> Written exercise
Copy each line where the word "paradigma" occurs.

start Records supplied

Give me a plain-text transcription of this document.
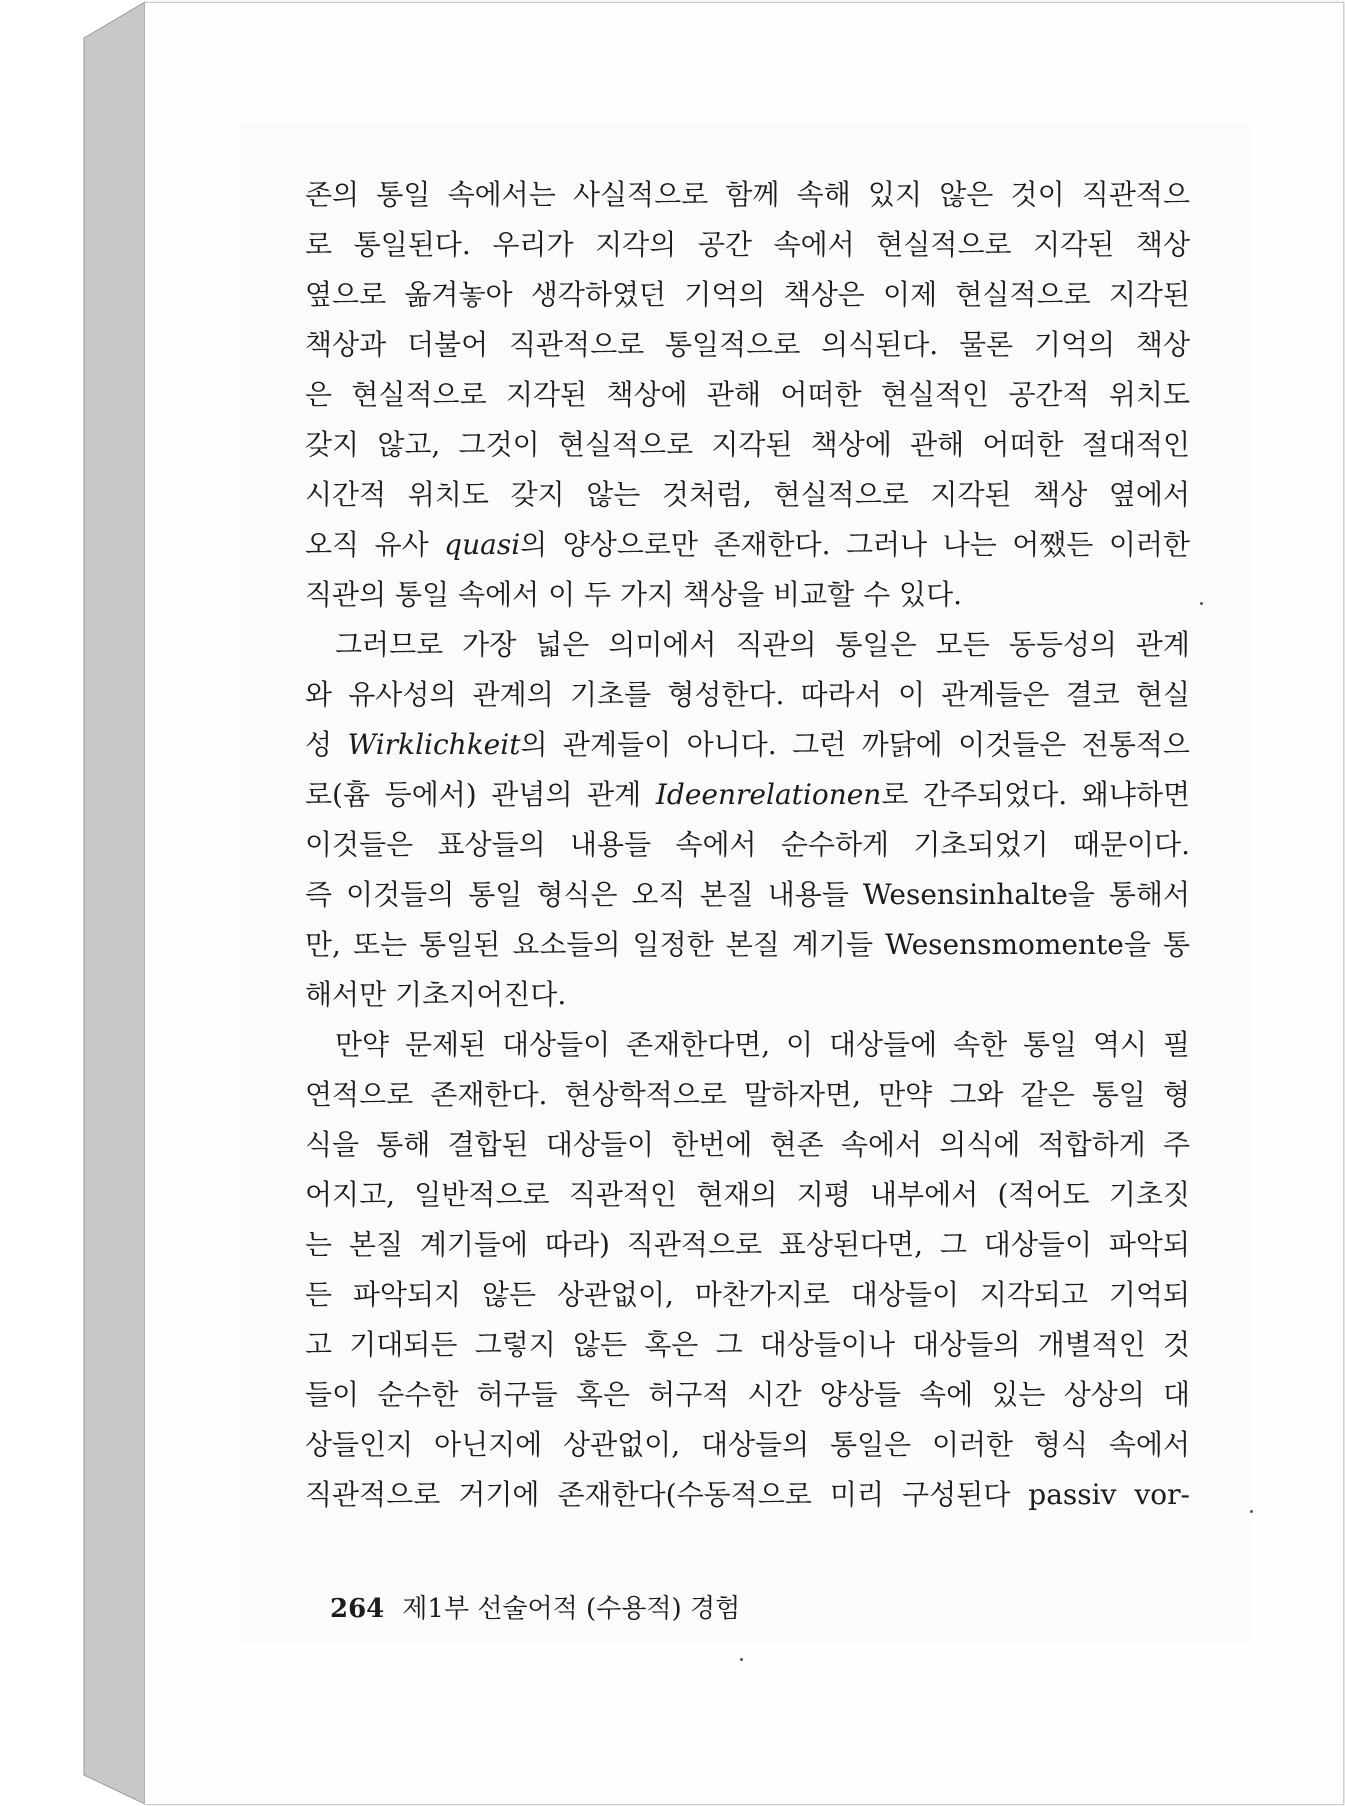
존의 통일 속에서는 사실적으로 함께 속해 있지 않은 것이 직관적으
로 통일된다. 우리가 지각의 공간 속에서 현실적으로 지각된 책상
옆으로 옮겨놓아 생각하였던 기억의 책상은 이제 현실적으로 지각된
책상과 더불어 직관적으로 통일적으로 의식된다. 물론 기억의 책상
은 현실적으로 지각된 책상에 관해 어떠한 현실적인 공간적 위치도
갖지 않고, 그것이 현실적으로 지각된 책상에 관해 어떠한 절대적인
시간적 위치도 갖지 않는 것처럼, 현실적으로 지각된 책상 옆에서
오직 유사 quasi의 양상으로만 존재한다. 그러나 나는 어쨌든 이러한
직관의 통일 속에서 이 두 가지 책상을 비교할 수 있다.
그러므로 가장 넓은 의미에서 직관의 통일은 모든 동등성의 관계
와 유사성의 관계의 기초를 형성한다. 따라서 이 관계들은 결코 현실
성 Wirklichkeit의 관계들이 아니다. 그런 까닭에 이것들은 전통적으
로(흄 등에서) 관념의 관계 Ideenrelationen로 간주되었다. 왜냐하면
이것들은 표상들의 내용들 속에서 순수하게 기초되었기 때문이다.
즉 이것들의 통일 형식은 오직 본질 내용들 Wesensinhalte을 통해서
만, 또는 통일된 요소들의 일정한 본질 계기들 Wesensmomente을 통
해서만 기초지어진다.
만약 문제된 대상들이 존재한다면, 이 대상들에 속한 통일 역시 필
연적으로 존재한다. 현상학적으로 말하자면, 만약 그와 같은 통일 형
식을 통해 결합된 대상들이 한번에 현존 속에서 의식에 적합하게 주
어지고, 일반적으로 직관적인 현재의 지평 내부에서 (적어도 기초짓
는 본질 계기들에 따라) 직관적으로 표상된다면, 그 대상들이 파악되
든 파악되지 않든 상관없이, 마찬가지로 대상들이 지각되고 기억되
고 기대되든 그렇지 않든 혹은 그 대상들이나 대상들의 개별적인 것
들이 순수한 허구들 혹은 허구적 시간 양상들 속에 있는 상상의 대
상들인지 아닌지에 상관없이, 대상들의 통일은 이러한 형식 속에서
직관적으로 거기에 존재한다(수동적으로 미리 구성된다 passiv vor-
264 제1부 선술어적 (수용적) 경험
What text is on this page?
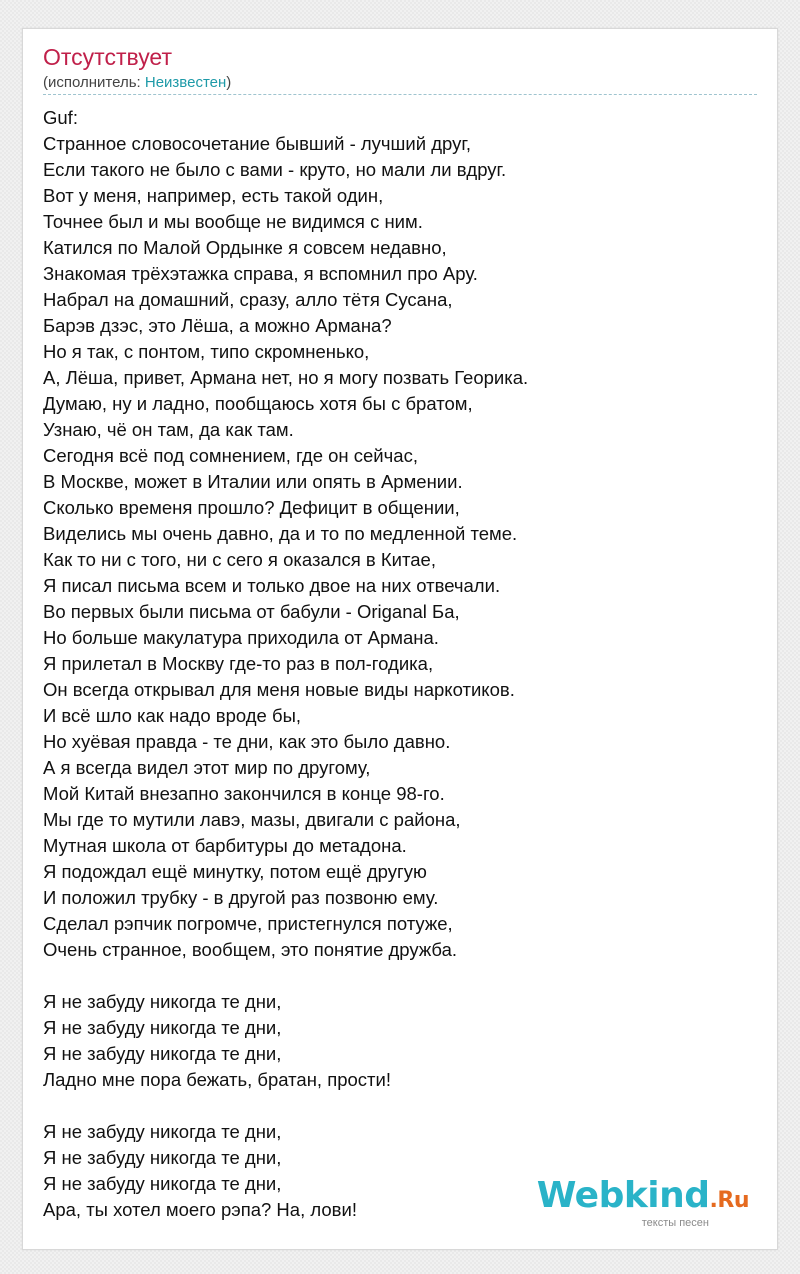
Отсутствует
(исполнитель: Неизвестен)
Guf:
Странное словосочетание бывший - лучший друг,
Если такого не было с вами - круто, но мали ли вдруг.
Вот у меня, например, есть такой один,
Точнее был и мы вообще не видимся с ним.
Катился по Малой Ордынке я совсем недавно,
Знакомая трёхэтажка справа, я вспомнил про Ару.
Набрал на домашний, сразу, алло тётя Сусана,
Барэв дзэс, это Лёша, а можно Армана?
Но я так, с понтом, типо скромненько,
А, Лёша, привет, Армана нет, но я могу позвать Георика.
Думаю, ну и ладно, пообщаюсь хотя бы с братом,
Узнаю, чё он там, да как там.
Сегодня всё под сомнением, где он сейчас,
В Москве, может в Италии или опять в Армении.
Сколько временя прошло? Дефицит в общении,
Виделись мы очень давно, да и то по медленной теме.
Как то ни с того, ни с сего я оказался в Китае,
Я писал письма всем и только двое на них отвечали.
Во первых были письма от бабули - Origanal Ба,
Но больше макулатура приходила от Армана.
Я прилетал в Москву где-то раз в пол-годика,
Он всегда открывал для меня новые виды наркотиков.
И всё шло как надо вроде бы,
Но хуёвая правда - те дни, как это было давно.
А я всегда видел этот мир по другому,
Мой Китай внезапно закончился в конце 98-го.
Мы где то мутили лавэ, мазы, двигали с района,
Мутная школа от барбитуры до метадона.
Я подождал ещё минутку, потом ещё другую
И положил трубку - в другой раз позвоню ему.
Сделал рэпчик погромче, пристегнулся потуже,
Очень странное, вообщем, это понятие дружба.
Я не забуду никогда те дни,
Я не забуду никогда те дни,
Я не забуду никогда те дни,
Ладно мне пора бежать, братан, прости!
Я не забуду никогда те дни,
Я не забуду никогда те дни,
Я не забуду никогда те дни,
Ара, ты хотел моего рэпа? На, лови!	Webkind.Ru
тексты песен
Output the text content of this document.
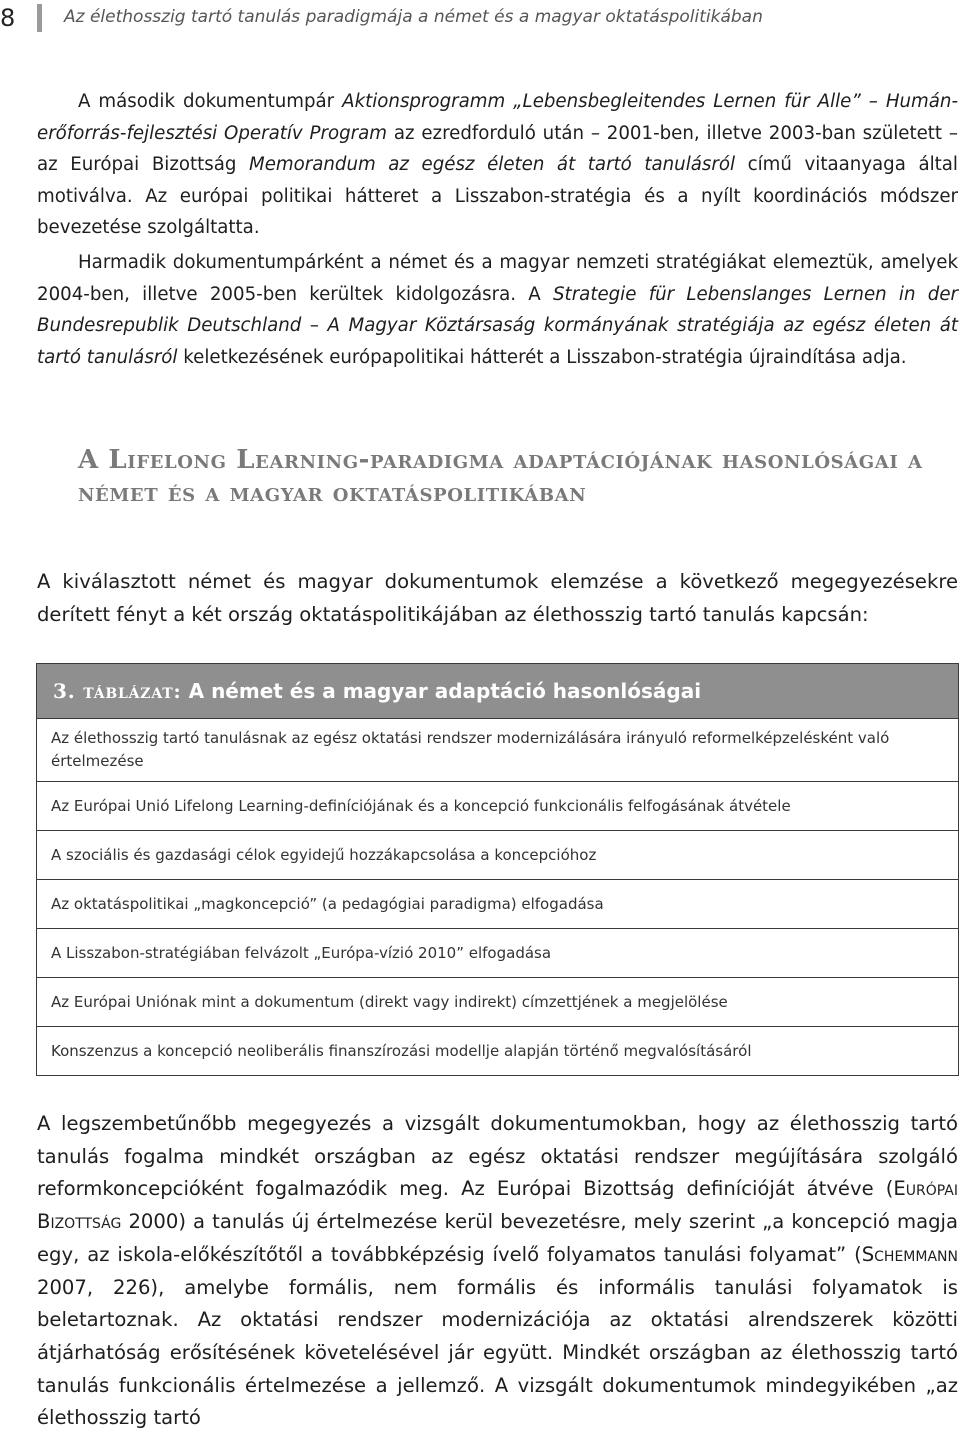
8	Az élethosszig tartó tanulás paradigmája a német és a magyar oktatáspolitikában

A második dokumentumpár Aktionsprogramm „Lebensbegleitendes Lernen für Alle” – Humánerőforrás-fejlesztési Operatív Program az ezredforduló után – 2001-ben, illetve 2003-ban született – az Európai Bizottság Memorandum az egész életen át tartó tanulásról című vitaanyaga által motiválva. Az európai politikai hátteret a Lisszabon-stratégia és a nyílt koordinációs módszer bevezetése szolgáltatta.

Harmadik dokumentumpárként a német és a magyar nemzeti stratégiákat elemeztük, amelyek 2004-ben, illetve 2005-ben kerültek kidolgozásra. A Strategie für Lebenslanges Lernen in der Bundesrepublik Deutschland – A Magyar Köztársaság kormányának stratégiája az egész életen át tartó tanulásról keletkezésének európapolitikai hátterét a Lisszabon-stratégia újraindítása adja.

A Lifelong Learning-paradigma adaptációjának hasonlóságai a német és a magyar oktatáspolitikában

A kiválasztott német és magyar dokumentumok elemzése a következő megegyezésekre derített fényt a két ország oktatáspolitikájában az élethosszig tartó tanulás kapcsán:

3. táblázat: A német és a magyar adaptáció hasonlóságai
Az élethosszig tartó tanulásnak az egész oktatási rendszer modernizálására irányuló reformelképzelésként való értelmezése
Az Európai Unió Lifelong Learning-definíciójának és a koncepció funkcionális felfogásának átvétele
A szociális és gazdasági célok egyidejű hozzákapcsolása a koncepcióhoz
Az oktatáspolitikai „magkoncepció” (a pedagógiai paradigma) elfogadása
A Lisszabon-stratégiában felvázolt „Európa-vízió 2010” elfogadása
Az Európai Uniónak mint a dokumentum (direkt vagy indirekt) címzettjének a megjelölése
Konszenzus a koncepció neoliberális finanszírozási modellje alapján történő megvalósításáról

A legszembetűnőbb megegyezés a vizsgált dokumentumokban, hogy az élethosszig tartó tanulás fogalma mindkét országban az egész oktatási rendszer megújítására szolgáló reformkoncepcióként fogalmazódik meg. Az Európai Bizottság definícióját átvéve (Európai Bizottság 2000) a tanulás új értelmezése kerül bevezetésre, mely szerint „a koncepció magja egy, az iskola-előkészítőtől a továbbképzésig ívelő folyamatos tanulási folyamat” (Schemmann 2007, 226), amelybe formális, nem formális és informális tanulási folyamatok is beletartoznak. Az oktatási rendszer modernizációja az oktatási alrendszerek közötti átjárhatóság erősítésének követelésével jár együtt. Mindkét országban az élethosszig tartó tanulás funkcionális értelmezése a jellemző. A vizsgált dokumentumok mindegyikében „az élethosszig tartó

end Records supplied

> Task output
A Lifelong Learning-paradigma adaptációjának hasonlóságai a német és a magyar oktatáspolitikában
Az oktatáspolitikai „magkoncepció” (a pedagógiai paradigma) elfogadása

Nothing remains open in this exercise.